━━ Material shown ━━

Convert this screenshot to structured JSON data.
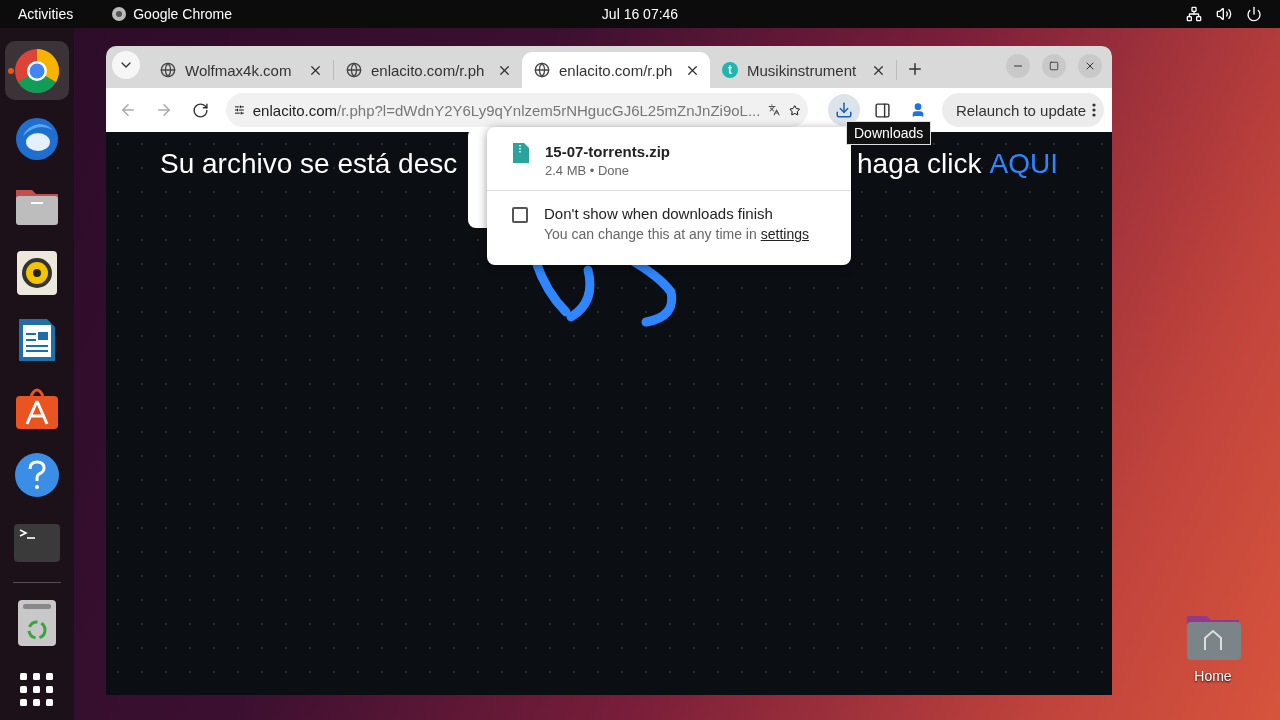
{
  "top_bar": {
    "activities": "Activities",
    "app_name": "Google Chrome",
    "clock": "Jul 16  07:46"
  },
  "dock": [
    {
      "kind": "chrome",
      "running": true
    },
    {
      "kind": "mail",
      "running": false
    },
    {
      "kind": "files",
      "running": false
    },
    {
      "kind": "music",
      "running": false
    },
    {
      "kind": "writer",
      "running": false
    },
    {
      "kind": "store",
      "running": false
    },
    {
      "kind": "help",
      "running": false
    },
    {
      "kind": "terminal",
      "running": false
    },
    {
      "kind": "separator"
    },
    {
      "kind": "trash",
      "running": false
    },
    {
      "kind": "apps",
      "running": false
    }
  ],
  "desktop_icons": [
    {
      "label": "Home"
    }
  ],
  "browser": {
    "tabs": [
      {
        "title": "Wolfmax4k.com",
        "selected": false
      },
      {
        "title": "enlacito.com/r.ph",
        "selected": false
      },
      {
        "title": "enlacito.com/r.ph",
        "selected": true
      },
      {
        "title": "Musikinstrument",
        "letter": "t",
        "selected": false
      }
    ],
    "url": {
      "host": "enlacito.com",
      "path": "/r.php?l=dWdnY2Y6Ly9qYnlzem5rNHgucGJ6L25mZnJnZi9oL..."
    },
    "relaunch": "Relaunch to update",
    "tooltip": "Downloads",
    "downloads": {
      "file_name": "15-07-torrents.zip",
      "file_info": "2.4 MB • Done",
      "option": {
        "label": "Don't show when downloads finish",
        "checked": false
      },
      "hint": "You can change this at any time in",
      "hint_link": "settings"
    },
    "page": {
      "heading_left": "Su archivo se está desc",
      "heading_right": "haga click",
      "link": "AQUI"
    }
  }
}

━━━

What the task requires
Look through the records above and report how many lines hold the word "kind", giving only the number.

Exercise solution
11